■ **EXTRACTED RECORDS**:

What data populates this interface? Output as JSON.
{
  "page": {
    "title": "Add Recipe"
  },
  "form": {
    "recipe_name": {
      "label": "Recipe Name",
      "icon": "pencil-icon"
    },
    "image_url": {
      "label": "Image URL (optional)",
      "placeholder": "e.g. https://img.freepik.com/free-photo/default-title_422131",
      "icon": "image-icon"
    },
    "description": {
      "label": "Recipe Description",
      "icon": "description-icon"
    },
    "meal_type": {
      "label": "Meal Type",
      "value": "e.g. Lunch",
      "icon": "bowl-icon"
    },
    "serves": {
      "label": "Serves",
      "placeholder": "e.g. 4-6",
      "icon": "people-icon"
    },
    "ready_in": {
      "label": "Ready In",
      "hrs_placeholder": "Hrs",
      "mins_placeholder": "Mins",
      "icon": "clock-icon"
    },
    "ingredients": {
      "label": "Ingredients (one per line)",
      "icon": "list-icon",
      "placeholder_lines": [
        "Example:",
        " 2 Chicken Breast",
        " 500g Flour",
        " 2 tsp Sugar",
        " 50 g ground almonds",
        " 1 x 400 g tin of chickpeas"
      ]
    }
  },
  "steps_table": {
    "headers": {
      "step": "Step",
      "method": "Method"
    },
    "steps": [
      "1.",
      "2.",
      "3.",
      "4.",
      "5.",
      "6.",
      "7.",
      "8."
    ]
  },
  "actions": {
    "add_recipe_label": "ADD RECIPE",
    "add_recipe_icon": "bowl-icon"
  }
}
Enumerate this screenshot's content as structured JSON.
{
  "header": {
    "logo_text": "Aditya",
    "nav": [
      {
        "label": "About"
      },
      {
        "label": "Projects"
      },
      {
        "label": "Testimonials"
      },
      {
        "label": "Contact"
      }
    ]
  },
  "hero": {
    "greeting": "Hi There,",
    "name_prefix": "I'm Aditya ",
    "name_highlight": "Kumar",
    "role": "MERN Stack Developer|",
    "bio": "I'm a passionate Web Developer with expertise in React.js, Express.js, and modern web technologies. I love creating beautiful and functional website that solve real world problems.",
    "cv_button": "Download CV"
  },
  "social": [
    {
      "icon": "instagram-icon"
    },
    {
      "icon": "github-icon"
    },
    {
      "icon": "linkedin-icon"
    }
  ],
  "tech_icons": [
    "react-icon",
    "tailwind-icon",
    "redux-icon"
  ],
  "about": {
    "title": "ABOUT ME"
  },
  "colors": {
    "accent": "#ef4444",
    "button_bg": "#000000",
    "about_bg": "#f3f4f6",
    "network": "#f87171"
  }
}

■ **INSTRUCTIONS TO FOLLOW**: All lines in the data that contain the word "JSON" should be copied.

■ **WRITTEN SOLUTION**:
What data populates this interface? Output as JSON.
Enumerate this screenshot's content as structured JSON.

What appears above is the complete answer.